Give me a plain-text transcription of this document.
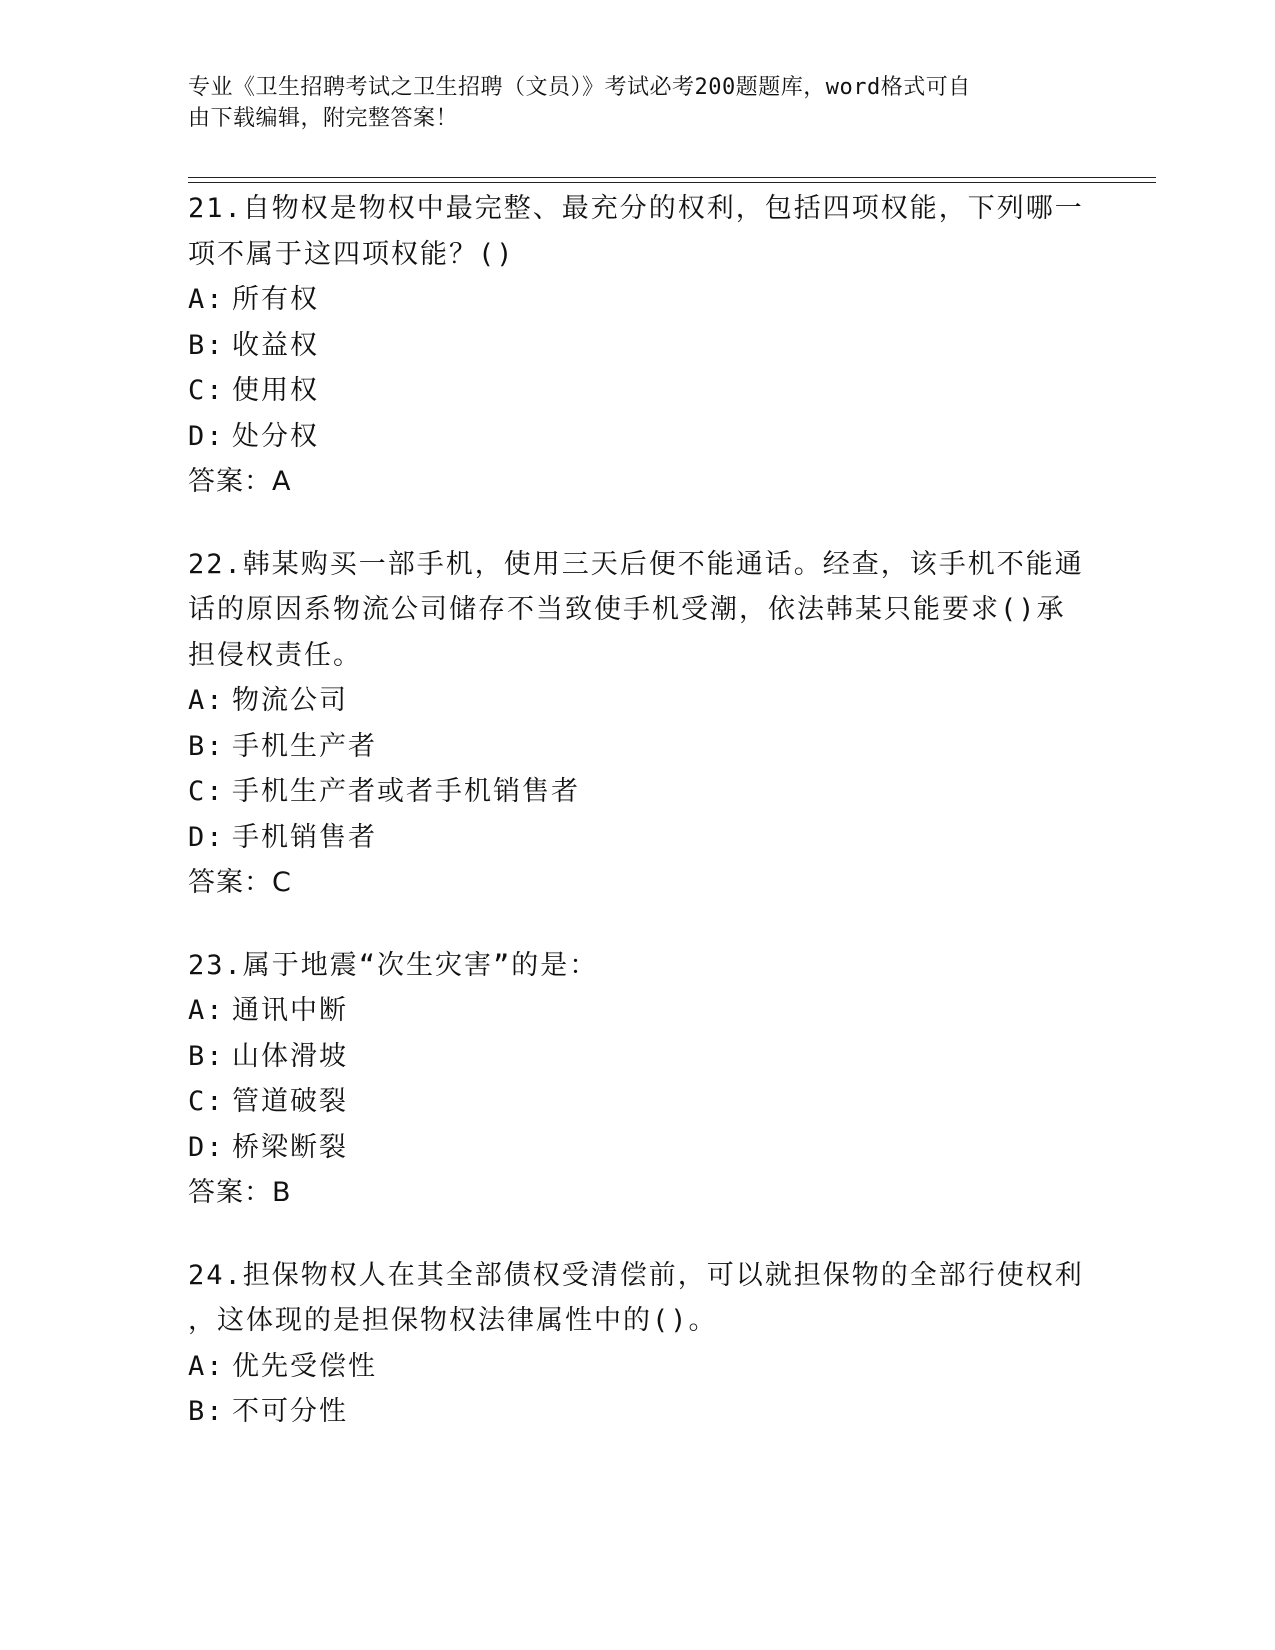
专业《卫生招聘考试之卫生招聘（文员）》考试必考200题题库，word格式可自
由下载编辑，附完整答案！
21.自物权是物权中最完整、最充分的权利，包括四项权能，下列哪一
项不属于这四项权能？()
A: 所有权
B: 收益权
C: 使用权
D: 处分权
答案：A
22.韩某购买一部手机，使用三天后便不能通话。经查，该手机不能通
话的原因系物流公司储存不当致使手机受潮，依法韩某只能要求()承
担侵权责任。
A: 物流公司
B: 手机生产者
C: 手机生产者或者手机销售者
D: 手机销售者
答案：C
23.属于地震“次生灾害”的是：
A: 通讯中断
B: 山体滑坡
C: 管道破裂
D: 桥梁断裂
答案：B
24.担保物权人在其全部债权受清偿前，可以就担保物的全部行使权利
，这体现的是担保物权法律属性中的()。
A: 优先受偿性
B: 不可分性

■ ■ ■ ■

» STATED PROBLEM:
Copy the data character for character, but drop all pictures from the copy.

» ANSWER FOR THE TASK:
Give me a plain-text transcription of this document.
专业《卫生招聘考试之卫生招聘（文员）》考试必考200题题库，word格式可自
由下载编辑，附完整答案！
21.自物权是物权中最完整、最充分的权利，包括四项权能，下列哪一
项不属于这四项权能？()
A: 所有权
B: 收益权
C: 使用权
D: 处分权
答案：A
22.韩某购买一部手机，使用三天后便不能通话。经查，该手机不能通
话的原因系物流公司储存不当致使手机受潮，依法韩某只能要求()承
担侵权责任。
A: 物流公司
B: 手机生产者
C: 手机生产者或者手机销售者
D: 手机销售者
答案：C
23.属于地震“次生灾害”的是：
A: 通讯中断
B: 山体滑坡
C: 管道破裂
D: 桥梁断裂
答案：B
24.担保物权人在其全部债权受清偿前，可以就担保物的全部行使权利
，这体现的是担保物权法律属性中的()。
A: 优先受偿性
B: 不可分性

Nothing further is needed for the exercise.